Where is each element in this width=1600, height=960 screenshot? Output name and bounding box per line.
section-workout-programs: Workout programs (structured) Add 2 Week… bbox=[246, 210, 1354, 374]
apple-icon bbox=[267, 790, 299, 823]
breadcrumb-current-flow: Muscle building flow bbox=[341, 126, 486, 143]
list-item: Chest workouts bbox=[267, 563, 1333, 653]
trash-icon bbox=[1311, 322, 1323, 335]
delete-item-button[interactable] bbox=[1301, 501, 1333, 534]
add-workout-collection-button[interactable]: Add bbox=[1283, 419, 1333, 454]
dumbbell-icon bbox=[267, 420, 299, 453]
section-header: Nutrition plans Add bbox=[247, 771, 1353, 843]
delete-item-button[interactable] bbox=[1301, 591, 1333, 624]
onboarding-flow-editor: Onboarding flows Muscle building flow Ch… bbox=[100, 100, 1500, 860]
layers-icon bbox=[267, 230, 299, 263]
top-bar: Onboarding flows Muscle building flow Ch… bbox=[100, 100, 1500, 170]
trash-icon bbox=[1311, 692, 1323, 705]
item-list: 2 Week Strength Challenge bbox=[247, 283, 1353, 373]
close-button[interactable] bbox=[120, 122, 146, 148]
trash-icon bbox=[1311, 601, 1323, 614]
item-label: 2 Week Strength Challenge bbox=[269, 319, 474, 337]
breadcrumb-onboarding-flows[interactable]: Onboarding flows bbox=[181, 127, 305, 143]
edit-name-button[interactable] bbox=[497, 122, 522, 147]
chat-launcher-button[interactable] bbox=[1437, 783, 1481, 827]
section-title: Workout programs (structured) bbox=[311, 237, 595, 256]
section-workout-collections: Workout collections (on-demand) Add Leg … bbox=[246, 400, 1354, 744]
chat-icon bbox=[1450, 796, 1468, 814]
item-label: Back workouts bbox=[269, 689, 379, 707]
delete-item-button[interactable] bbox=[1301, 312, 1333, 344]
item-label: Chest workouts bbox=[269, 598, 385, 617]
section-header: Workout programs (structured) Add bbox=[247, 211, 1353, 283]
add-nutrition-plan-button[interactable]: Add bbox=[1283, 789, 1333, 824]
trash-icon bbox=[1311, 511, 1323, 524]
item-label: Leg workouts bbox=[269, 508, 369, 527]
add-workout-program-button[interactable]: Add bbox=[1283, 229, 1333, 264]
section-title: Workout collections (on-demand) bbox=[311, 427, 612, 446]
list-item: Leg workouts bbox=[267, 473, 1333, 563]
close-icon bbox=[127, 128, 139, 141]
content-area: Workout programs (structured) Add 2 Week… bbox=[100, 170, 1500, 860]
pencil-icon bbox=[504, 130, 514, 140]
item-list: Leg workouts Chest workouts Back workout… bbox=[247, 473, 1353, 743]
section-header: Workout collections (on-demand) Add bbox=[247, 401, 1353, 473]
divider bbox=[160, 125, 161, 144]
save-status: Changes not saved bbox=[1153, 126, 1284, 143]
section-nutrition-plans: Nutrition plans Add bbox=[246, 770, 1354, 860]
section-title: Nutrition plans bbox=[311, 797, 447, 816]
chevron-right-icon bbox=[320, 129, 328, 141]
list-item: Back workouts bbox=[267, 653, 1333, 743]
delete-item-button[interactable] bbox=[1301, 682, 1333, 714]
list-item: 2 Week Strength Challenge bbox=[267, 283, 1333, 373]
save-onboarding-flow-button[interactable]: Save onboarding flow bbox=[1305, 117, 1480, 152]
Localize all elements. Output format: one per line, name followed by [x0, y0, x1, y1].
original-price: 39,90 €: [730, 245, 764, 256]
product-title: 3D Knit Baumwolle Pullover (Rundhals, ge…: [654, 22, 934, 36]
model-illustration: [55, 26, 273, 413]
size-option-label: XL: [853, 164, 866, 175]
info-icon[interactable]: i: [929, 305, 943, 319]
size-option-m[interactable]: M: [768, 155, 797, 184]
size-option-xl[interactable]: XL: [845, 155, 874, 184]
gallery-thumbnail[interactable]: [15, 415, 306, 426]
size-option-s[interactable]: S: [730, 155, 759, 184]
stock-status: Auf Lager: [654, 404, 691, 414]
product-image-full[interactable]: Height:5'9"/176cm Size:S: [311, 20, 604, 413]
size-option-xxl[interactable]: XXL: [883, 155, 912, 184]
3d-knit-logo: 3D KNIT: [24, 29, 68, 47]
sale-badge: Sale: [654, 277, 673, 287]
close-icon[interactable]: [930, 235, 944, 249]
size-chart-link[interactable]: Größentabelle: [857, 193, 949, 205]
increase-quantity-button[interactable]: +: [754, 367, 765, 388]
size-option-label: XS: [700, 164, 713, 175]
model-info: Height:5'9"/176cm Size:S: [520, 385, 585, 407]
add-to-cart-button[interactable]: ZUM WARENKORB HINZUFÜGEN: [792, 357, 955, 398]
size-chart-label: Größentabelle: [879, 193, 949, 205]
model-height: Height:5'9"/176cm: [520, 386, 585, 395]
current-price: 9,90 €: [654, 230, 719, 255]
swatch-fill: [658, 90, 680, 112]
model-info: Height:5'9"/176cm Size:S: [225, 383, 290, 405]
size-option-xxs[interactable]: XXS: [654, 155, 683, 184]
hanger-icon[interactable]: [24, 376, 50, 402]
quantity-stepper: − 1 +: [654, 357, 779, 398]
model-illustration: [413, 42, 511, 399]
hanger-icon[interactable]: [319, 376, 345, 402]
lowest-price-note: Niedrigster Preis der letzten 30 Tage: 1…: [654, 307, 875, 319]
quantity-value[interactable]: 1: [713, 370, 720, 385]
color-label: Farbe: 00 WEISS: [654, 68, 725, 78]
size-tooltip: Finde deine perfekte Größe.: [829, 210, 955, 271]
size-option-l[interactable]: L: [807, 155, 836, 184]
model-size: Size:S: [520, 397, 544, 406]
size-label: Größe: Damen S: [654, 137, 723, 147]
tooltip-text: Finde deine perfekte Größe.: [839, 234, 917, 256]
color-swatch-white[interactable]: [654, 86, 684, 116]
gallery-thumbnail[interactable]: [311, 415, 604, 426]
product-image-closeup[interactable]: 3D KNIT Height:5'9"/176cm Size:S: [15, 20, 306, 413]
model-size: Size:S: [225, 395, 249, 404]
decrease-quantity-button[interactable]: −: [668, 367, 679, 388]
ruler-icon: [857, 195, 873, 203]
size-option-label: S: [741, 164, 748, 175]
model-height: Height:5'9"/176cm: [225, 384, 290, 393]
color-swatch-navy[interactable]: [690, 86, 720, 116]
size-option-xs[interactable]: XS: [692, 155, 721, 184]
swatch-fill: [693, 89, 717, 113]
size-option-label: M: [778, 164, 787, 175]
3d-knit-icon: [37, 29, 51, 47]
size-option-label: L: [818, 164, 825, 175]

* * *

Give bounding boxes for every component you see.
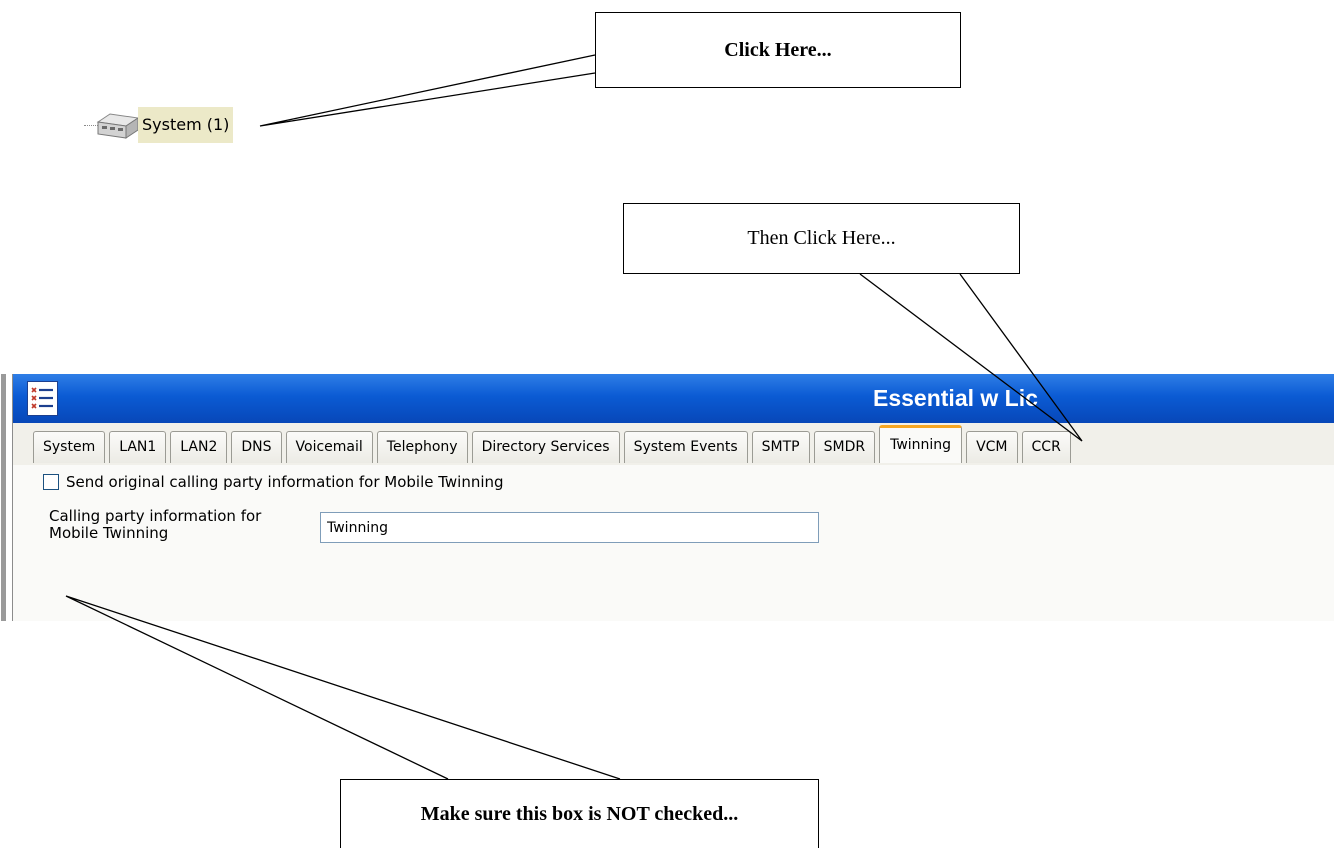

Exercise brief |
In the records, change "workouts" to "sessions" everywhere from the line containing "Where is each" down to the line containing "item-label: Leg workouts", and reproduce those lines with nothing else altered.

Exercise answer |
Where is each element in this width=1600, height=960 screenshot? Output name and bounding box per line.
section-workout-programs: Workout programs (structured) Add 2 Week… bbox=[246, 210, 1354, 374]
apple-icon bbox=[267, 790, 299, 823]
breadcrumb-current-flow: Muscle building flow bbox=[341, 126, 486, 143]
list-item: Chest sessions bbox=[267, 563, 1333, 653]
trash-icon bbox=[1311, 322, 1323, 335]
delete-item-button[interactable] bbox=[1301, 501, 1333, 534]
add-workout-collection-button[interactable]: Add bbox=[1283, 419, 1333, 454]
dumbbell-icon bbox=[267, 420, 299, 453]
section-header: Nutrition plans Add bbox=[247, 771, 1353, 843]
delete-item-button[interactable] bbox=[1301, 591, 1333, 624]
onboarding-flow-editor: Onboarding flows Muscle building flow Ch… bbox=[100, 100, 1500, 860]
layers-icon bbox=[267, 230, 299, 263]
top-bar: Onboarding flows Muscle building flow Ch… bbox=[100, 100, 1500, 170]
trash-icon bbox=[1311, 692, 1323, 705]
item-list: 2 Week Strength Challenge bbox=[247, 283, 1353, 373]
close-button[interactable] bbox=[120, 122, 146, 148]
trash-icon bbox=[1311, 601, 1323, 614]
item-label: 2 Week Strength Challenge bbox=[269, 319, 474, 337]
breadcrumb-onboarding-flows[interactable]: Onboarding flows bbox=[181, 127, 305, 143]
edit-name-button[interactable] bbox=[497, 122, 522, 147]
chat-launcher-button[interactable] bbox=[1437, 783, 1481, 827]
section-title: Workout programs (structured) bbox=[311, 237, 595, 256]
section-workout-collections: Workout collections (on-demand) Add Leg … bbox=[246, 400, 1354, 744]
chat-icon bbox=[1450, 796, 1468, 814]
item-label: Back sessions bbox=[269, 689, 379, 707]
delete-item-button[interactable] bbox=[1301, 312, 1333, 344]
item-label: Chest sessions bbox=[269, 598, 385, 617]
section-header: Workout programs (structured) Add bbox=[247, 211, 1353, 283]
add-nutrition-plan-button[interactable]: Add bbox=[1283, 789, 1333, 824]
trash-icon bbox=[1311, 511, 1323, 524]
item-label: Leg sessions bbox=[269, 508, 369, 527]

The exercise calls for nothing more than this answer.